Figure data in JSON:
------------

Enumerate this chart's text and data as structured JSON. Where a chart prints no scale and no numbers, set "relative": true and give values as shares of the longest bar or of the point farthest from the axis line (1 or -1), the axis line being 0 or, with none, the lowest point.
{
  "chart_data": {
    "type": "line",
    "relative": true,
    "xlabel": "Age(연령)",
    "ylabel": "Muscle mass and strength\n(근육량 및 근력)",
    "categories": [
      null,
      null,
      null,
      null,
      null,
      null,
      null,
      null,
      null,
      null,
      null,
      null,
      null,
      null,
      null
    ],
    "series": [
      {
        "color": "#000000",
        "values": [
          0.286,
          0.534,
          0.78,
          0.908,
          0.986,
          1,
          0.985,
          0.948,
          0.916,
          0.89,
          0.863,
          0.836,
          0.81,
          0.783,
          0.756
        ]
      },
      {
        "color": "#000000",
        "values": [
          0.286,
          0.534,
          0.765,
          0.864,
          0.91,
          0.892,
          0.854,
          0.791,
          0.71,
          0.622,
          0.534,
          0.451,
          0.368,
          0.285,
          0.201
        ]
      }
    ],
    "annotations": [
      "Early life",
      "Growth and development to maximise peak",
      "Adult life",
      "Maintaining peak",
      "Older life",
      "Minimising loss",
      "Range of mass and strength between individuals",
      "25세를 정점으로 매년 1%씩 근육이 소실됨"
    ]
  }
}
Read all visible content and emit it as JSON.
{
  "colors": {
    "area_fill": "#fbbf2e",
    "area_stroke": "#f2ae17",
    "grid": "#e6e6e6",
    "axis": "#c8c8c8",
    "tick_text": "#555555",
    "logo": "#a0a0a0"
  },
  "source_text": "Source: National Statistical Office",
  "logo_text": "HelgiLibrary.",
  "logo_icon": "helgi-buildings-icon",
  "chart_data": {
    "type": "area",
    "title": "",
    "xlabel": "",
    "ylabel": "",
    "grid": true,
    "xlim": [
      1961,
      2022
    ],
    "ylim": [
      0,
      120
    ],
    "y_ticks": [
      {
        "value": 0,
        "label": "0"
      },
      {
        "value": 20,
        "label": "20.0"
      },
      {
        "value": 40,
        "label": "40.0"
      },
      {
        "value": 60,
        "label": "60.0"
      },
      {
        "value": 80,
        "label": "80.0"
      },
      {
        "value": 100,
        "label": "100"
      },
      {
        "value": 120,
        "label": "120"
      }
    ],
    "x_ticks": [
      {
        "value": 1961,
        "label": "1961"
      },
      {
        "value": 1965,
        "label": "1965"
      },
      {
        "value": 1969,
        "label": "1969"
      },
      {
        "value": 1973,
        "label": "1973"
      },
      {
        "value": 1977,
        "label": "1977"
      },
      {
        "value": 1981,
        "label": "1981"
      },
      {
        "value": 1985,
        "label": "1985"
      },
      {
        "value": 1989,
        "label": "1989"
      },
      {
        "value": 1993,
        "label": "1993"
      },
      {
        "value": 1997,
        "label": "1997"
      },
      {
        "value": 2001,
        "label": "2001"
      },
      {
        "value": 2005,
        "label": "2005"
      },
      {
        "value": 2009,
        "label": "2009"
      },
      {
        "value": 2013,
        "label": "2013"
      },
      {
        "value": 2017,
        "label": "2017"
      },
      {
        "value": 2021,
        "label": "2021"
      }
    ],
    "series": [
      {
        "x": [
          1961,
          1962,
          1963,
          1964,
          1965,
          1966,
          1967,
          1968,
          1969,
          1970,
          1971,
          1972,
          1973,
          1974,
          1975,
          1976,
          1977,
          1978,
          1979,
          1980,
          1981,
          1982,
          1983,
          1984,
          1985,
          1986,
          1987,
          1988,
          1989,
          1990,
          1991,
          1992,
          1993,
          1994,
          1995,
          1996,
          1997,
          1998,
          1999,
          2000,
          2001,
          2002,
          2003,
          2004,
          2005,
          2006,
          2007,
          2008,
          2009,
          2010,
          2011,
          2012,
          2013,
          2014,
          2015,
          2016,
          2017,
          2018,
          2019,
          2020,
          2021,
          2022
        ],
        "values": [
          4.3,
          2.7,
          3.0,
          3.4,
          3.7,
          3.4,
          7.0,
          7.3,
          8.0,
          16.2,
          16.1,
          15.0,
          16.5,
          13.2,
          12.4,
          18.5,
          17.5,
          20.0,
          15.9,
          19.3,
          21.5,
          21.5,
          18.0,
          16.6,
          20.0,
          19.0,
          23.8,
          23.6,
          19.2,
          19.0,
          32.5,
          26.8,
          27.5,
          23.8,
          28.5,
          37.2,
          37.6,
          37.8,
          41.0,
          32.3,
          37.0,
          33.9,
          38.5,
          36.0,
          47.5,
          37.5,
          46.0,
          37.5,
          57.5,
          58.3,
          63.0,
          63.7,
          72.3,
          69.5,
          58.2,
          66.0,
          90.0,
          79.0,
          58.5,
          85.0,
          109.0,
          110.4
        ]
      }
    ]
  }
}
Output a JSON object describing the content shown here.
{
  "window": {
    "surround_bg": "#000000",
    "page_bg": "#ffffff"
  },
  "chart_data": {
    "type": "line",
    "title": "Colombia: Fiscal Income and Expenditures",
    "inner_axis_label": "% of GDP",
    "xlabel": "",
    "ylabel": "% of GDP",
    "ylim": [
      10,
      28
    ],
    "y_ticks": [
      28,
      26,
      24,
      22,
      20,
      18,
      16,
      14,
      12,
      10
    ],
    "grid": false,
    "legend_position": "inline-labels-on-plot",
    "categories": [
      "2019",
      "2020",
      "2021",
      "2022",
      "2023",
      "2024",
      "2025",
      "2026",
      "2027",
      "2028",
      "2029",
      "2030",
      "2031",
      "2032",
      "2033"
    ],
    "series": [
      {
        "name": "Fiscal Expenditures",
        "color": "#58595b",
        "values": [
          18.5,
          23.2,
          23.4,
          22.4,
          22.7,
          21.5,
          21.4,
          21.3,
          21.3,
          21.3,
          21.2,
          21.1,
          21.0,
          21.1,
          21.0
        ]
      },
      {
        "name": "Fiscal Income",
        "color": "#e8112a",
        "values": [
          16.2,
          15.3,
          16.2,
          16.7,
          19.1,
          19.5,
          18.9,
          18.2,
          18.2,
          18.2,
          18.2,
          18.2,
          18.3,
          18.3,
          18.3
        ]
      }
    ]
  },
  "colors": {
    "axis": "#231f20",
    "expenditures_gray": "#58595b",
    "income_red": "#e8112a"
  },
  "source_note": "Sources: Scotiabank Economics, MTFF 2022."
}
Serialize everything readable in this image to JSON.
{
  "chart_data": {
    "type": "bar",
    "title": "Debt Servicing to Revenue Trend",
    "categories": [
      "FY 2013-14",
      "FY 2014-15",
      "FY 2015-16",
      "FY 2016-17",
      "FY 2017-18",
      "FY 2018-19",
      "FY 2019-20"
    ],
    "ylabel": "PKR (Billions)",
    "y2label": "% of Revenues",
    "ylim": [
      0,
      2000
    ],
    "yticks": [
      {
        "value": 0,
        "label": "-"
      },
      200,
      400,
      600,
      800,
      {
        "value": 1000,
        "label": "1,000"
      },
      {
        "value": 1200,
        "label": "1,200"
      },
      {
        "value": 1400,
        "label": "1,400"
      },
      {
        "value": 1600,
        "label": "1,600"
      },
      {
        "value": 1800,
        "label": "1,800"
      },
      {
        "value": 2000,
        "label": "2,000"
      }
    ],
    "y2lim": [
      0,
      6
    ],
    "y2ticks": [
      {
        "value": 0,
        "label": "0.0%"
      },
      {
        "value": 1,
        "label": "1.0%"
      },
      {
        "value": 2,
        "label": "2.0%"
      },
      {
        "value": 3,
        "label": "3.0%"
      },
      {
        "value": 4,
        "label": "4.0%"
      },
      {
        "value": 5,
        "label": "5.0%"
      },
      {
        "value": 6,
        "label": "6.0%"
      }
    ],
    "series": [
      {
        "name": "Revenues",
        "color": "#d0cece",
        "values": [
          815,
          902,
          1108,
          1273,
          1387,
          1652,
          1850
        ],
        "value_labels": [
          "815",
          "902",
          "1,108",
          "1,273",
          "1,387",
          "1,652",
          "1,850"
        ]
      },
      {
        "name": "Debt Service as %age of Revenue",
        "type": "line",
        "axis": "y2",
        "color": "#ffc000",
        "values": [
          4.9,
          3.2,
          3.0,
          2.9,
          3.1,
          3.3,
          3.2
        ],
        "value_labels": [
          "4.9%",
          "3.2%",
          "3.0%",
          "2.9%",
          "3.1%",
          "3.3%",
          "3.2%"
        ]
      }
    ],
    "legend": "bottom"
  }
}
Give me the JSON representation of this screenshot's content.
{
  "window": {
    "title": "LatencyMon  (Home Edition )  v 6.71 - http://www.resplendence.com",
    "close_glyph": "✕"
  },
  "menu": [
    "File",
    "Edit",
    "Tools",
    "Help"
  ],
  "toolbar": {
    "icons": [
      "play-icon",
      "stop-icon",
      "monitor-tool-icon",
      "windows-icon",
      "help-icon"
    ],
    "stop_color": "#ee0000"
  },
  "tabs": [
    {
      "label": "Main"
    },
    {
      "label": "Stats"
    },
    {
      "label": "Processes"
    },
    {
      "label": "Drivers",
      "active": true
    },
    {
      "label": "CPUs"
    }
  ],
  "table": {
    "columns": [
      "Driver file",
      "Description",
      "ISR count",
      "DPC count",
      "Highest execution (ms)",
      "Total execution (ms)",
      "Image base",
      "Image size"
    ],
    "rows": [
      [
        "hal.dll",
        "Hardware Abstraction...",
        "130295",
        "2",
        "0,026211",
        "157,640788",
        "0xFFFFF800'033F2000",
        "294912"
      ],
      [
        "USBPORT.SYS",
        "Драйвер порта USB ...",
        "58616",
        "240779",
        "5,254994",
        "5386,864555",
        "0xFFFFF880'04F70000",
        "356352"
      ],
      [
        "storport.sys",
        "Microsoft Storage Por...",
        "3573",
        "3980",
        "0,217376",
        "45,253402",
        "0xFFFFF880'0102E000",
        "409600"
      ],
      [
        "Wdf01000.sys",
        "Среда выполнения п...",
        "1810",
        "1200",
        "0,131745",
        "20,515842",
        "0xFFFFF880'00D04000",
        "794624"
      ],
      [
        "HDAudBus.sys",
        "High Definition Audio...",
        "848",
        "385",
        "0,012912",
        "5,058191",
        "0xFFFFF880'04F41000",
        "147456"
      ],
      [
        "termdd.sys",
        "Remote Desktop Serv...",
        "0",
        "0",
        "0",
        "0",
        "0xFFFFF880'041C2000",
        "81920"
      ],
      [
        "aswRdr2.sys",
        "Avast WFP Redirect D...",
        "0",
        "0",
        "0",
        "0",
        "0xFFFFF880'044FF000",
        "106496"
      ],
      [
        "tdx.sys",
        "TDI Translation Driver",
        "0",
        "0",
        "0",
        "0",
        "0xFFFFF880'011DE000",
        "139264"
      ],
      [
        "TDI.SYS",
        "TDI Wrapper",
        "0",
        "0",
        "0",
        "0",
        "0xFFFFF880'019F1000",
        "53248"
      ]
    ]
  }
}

------------

Problem to solve: Pull out every line of the entries that includes the word "title".

Reply:
    "title": "",
    "title": "Colombia: Fiscal Income and Expenditures",
    "title": "Debt Servicing to Revenue Trend",
    "title": "LatencyMon  (Home Edition )  v 6.71 - http://www.resplendence.com",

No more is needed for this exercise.